_Quoted passage_.
■ ■ ■ ■

INTELBRIEF

July 20, 2023

IntelBrief: Are We Entering an Era of Climate-Related Conflict?

AP Photo/Eric Gay

Bottom Line Up Front

  • Several shattered heat records last month serve as a reminder of how climate change will contribute to increased international strife and conflict.
  • Droughts, floods, and other extreme weather events will increase competition over dwindling natural resources while making significant portions of the Earth uninhabitable.
  • Boko Haram’s expansion in the Lake Chad region offers a case study of how drought can create opportunities for terrorists and non-state armed groups.
  • In the years ahead, climate migrants fleeing both within and beyond their borders could create more of the political pressure that has given rise to nationalist ideologues and far-right political parties in recent years.

Broadly speaking, extreme climate change is manifesting in different ways around the world – from scorching heatwaves, raging wildfires, and droughts to massive flooding, rising ocean temperatures, and melting polar ice caps. In a preview of what is to come, a European Union climate change data program found last month to be the hottest June on record. That same month saw single-day global temperature records broken twice in two consecutive days, according to global climate agencies. All of this is projected to give rise to climate-induced migration and both inter-state and intra-state conflict over dwindling natural resources.

In its most pessimistic scenario, the Intergovernmental Panel on Climate Change – a UN climate science body – assessed that ten percent of global crop and livestock areas could become unusable by 2050 due to climate change, noting these impacts will be “particularly acute and severe for people living in sub-Saharan Africa, Asia, small island [nations], Central and South America and the Arctic and small-scale food producers globally.” A 2018 World Bank report found that in three regions which host more than half the global population – Sub-Saharan Africa, Asia, and Latin America – unchecked climate change could cause 143 million people to migrate within their own countries by 2050. The majority of those migrants are projected to be in Sub-Saharan Africa. In many cases, this could lead to increased urbanization as small-scale farmers abandon their non-viable rural agriculture plots. This could be a further driver of instability, as many of these regions are projected to host a far greater share of the global working-age population by 2050, yet their economic prospects could be strongly undermined by climate change. Historically, the combination of a high prevalence military aged males and high unemployment has not been a good indicator for local peace and stability.

■ ■ ■ ■

_Dataset extract_.
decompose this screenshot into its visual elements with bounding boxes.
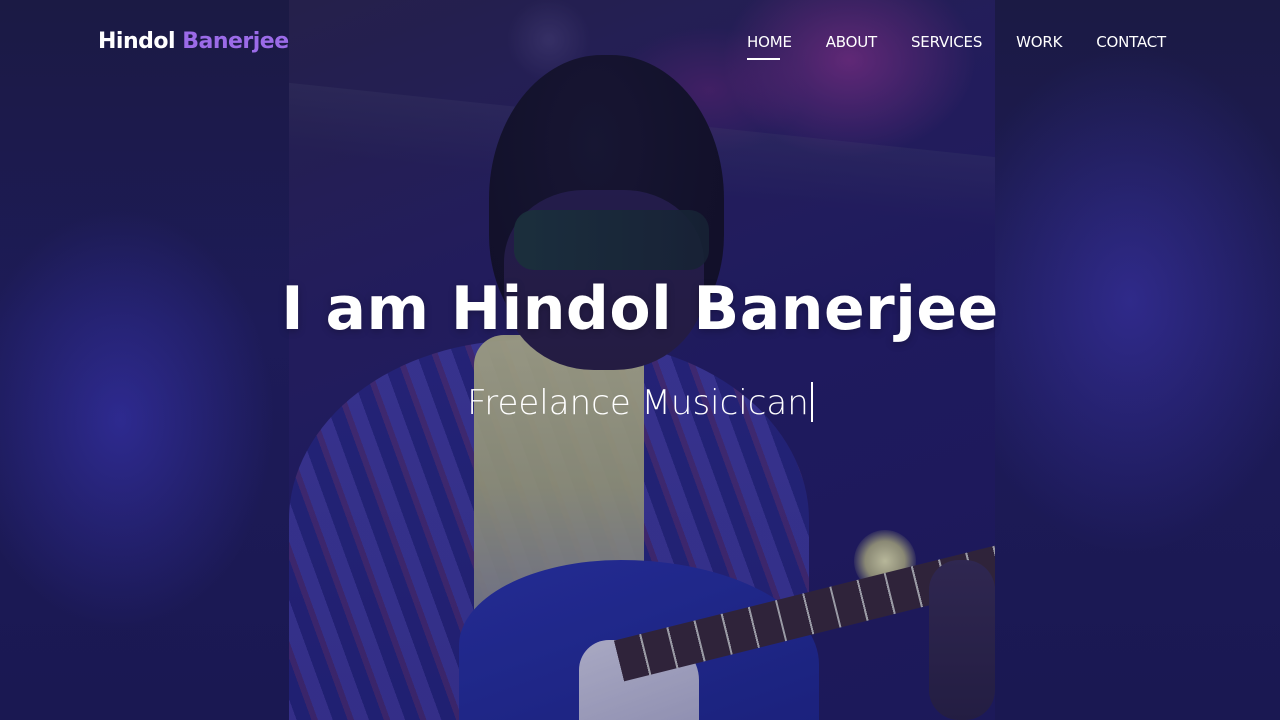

■ ■ ■ ■

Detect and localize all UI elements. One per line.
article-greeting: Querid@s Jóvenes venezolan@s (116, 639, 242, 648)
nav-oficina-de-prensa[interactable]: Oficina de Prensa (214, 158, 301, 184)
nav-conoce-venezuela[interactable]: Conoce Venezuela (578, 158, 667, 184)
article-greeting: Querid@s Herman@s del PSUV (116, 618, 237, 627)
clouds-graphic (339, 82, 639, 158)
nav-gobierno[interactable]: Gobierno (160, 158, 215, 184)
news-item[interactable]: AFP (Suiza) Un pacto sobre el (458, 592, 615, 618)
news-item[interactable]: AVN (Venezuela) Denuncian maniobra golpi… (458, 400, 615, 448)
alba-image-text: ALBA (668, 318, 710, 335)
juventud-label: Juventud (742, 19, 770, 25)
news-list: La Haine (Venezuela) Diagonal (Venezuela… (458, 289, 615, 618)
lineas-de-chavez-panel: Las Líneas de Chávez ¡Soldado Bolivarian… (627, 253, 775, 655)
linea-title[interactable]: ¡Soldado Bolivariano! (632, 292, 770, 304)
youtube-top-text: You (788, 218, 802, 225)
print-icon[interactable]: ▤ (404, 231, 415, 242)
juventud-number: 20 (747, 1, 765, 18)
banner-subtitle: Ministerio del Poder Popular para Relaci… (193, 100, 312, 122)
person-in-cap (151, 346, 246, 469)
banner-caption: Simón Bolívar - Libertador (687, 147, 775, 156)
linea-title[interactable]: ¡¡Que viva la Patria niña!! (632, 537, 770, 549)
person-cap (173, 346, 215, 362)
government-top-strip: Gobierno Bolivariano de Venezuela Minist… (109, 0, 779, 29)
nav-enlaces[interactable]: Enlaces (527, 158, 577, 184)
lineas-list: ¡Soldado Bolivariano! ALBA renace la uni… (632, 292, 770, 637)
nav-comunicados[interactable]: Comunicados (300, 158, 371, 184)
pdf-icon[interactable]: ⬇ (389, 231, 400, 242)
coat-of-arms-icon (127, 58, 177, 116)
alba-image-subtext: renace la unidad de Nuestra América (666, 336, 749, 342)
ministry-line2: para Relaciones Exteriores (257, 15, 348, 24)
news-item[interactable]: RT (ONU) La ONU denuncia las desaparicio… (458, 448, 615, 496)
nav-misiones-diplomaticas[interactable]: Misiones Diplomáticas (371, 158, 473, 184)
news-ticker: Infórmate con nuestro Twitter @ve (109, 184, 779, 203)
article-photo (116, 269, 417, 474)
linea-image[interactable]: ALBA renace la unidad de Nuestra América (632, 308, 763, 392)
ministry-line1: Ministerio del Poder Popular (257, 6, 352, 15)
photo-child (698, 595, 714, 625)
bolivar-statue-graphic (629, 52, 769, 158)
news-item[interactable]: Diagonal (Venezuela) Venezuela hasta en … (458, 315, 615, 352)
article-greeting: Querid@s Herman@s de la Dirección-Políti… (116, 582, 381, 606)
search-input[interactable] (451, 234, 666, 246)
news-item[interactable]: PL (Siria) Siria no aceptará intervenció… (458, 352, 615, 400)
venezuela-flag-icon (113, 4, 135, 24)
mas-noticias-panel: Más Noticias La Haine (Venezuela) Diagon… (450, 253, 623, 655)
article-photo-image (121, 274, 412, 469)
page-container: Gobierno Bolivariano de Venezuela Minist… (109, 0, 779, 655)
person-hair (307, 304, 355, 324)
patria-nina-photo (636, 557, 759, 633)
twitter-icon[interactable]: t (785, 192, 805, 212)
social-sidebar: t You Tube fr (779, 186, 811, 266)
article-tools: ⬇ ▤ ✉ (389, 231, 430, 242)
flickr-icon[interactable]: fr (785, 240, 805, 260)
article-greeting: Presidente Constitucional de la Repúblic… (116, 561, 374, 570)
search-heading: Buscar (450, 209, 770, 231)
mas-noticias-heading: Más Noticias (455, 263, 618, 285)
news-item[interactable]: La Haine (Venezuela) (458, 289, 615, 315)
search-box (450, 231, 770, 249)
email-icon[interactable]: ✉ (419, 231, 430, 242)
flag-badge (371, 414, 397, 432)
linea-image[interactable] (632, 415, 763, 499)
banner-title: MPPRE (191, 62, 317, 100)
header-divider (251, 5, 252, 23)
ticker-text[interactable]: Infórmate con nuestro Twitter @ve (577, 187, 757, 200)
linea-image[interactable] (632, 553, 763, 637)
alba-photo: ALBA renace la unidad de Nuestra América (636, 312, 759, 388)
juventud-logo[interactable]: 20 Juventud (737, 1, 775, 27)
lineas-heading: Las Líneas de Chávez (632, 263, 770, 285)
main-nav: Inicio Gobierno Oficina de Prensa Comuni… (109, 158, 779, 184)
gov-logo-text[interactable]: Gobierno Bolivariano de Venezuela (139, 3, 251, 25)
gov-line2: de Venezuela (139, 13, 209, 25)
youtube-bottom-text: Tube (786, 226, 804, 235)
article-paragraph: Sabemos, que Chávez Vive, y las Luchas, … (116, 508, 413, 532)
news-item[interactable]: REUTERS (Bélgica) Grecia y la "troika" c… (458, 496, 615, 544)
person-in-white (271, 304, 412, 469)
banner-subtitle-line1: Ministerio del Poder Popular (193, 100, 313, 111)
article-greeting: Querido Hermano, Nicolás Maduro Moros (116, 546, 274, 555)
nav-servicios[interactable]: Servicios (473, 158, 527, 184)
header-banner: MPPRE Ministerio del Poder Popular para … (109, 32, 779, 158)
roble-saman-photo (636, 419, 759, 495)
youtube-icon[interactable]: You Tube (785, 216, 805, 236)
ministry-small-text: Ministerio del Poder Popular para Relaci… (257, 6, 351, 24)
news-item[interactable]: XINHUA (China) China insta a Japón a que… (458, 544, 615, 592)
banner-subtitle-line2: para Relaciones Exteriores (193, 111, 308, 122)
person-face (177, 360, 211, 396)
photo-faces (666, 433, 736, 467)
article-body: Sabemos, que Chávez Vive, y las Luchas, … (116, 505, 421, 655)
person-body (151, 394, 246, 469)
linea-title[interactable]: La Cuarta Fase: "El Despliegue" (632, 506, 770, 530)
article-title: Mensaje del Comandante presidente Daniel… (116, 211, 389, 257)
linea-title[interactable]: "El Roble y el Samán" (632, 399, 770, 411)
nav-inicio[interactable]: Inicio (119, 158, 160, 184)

■ ■ ■ ■

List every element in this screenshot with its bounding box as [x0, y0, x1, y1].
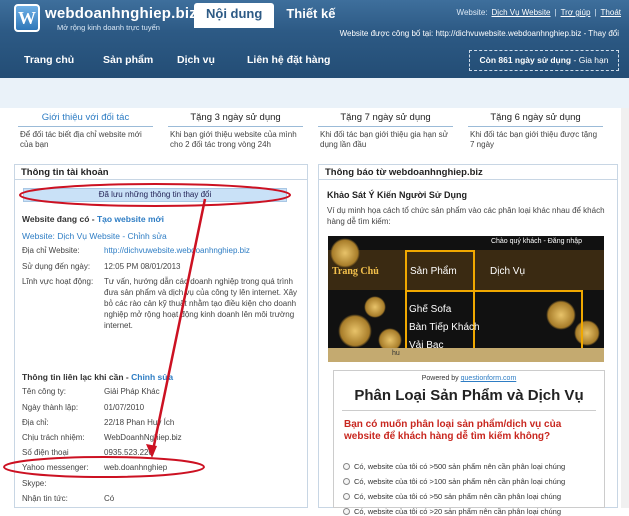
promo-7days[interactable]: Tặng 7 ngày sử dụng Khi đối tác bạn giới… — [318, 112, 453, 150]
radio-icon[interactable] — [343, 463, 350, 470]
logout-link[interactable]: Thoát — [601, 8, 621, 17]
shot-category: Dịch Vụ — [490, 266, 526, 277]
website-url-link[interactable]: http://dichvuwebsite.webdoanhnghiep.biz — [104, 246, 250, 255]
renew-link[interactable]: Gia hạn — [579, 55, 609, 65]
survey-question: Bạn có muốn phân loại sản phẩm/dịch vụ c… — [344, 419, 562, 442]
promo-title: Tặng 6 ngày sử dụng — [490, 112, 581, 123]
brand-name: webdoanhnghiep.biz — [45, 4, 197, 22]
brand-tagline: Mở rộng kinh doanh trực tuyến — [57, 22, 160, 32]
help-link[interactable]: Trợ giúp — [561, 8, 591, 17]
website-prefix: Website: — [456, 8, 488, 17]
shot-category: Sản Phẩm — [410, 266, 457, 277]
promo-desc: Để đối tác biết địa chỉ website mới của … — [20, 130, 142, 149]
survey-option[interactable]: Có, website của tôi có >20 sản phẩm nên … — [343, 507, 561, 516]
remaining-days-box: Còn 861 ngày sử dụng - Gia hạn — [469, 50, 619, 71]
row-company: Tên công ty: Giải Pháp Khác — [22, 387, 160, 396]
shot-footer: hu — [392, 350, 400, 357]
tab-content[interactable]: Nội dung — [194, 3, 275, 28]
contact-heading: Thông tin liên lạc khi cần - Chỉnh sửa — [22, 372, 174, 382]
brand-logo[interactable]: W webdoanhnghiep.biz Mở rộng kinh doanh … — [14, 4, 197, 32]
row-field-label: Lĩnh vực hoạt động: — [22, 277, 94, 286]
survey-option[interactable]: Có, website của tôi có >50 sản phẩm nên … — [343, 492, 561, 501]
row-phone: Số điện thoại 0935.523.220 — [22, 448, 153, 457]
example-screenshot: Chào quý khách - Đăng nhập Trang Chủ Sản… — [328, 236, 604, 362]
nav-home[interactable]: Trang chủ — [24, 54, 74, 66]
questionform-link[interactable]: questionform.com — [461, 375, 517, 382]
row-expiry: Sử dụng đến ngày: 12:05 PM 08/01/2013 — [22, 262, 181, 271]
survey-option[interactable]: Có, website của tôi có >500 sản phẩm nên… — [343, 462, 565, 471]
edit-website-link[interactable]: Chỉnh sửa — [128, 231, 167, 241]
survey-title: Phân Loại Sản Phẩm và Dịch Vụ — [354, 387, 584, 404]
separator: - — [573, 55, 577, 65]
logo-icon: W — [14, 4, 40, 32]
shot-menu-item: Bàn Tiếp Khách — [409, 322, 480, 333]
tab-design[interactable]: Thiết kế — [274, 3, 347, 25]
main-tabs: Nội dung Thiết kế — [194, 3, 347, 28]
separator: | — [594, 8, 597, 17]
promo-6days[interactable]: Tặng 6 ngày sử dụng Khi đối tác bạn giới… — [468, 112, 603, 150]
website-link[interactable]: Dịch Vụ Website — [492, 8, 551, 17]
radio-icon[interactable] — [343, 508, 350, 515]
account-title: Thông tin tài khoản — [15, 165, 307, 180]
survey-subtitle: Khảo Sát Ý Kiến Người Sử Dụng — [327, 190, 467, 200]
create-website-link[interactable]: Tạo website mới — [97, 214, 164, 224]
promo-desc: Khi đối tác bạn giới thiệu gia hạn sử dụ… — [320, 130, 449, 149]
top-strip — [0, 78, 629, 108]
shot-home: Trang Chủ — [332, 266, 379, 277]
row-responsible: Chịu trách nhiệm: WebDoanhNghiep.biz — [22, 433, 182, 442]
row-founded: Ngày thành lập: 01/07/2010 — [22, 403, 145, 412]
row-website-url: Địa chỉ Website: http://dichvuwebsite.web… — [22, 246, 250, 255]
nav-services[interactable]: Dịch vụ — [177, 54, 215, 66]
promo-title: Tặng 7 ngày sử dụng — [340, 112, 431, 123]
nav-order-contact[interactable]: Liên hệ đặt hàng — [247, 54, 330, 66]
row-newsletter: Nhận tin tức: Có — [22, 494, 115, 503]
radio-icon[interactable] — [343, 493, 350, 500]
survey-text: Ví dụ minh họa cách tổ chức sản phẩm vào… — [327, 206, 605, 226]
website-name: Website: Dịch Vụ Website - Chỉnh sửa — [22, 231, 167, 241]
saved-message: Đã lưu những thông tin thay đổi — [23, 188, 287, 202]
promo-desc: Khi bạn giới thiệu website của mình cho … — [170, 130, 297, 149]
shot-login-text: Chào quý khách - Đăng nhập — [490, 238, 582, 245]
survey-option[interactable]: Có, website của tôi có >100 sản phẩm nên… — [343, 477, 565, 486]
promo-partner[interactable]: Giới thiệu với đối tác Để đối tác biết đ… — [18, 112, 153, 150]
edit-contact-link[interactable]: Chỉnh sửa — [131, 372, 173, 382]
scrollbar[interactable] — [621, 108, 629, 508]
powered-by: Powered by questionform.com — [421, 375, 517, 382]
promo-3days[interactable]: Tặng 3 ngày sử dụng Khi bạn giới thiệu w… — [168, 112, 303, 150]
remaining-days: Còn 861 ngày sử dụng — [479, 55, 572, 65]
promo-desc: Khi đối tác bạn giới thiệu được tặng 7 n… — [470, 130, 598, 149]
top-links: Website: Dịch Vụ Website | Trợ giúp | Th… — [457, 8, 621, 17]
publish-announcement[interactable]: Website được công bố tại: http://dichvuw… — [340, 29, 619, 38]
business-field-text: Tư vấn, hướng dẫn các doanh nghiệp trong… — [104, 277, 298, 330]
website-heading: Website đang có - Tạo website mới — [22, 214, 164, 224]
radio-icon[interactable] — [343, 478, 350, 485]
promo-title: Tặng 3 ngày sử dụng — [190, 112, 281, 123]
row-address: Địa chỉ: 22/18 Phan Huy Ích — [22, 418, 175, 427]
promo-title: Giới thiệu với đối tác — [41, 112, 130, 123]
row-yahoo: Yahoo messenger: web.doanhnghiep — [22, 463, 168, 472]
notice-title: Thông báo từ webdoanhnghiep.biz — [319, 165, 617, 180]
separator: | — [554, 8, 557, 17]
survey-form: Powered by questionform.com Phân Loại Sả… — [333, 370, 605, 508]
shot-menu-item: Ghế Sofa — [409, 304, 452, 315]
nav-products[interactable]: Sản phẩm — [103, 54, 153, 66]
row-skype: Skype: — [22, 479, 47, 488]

■ ■ ■ ■

Please copy the climate conflict brief word for word, from "AP Photo/Eric Gay" up to and including "non-state armed groups.". The rows are separate material, apart from the climate conflict brief.

AP Photo/Eric Gay

Bottom Line Up Front

  • Several shattered heat records last month serve as a reminder of how climate change will contribute to increased international strife and conflict.
  • Droughts, floods, and other extreme weather events will increase competition over dwindling natural resources while making significant portions of the Earth uninhabitable.
  • Boko Haram’s expansion in the Lake Chad region offers a case study of how drought can create opportunities for terrorists and non-state armed groups.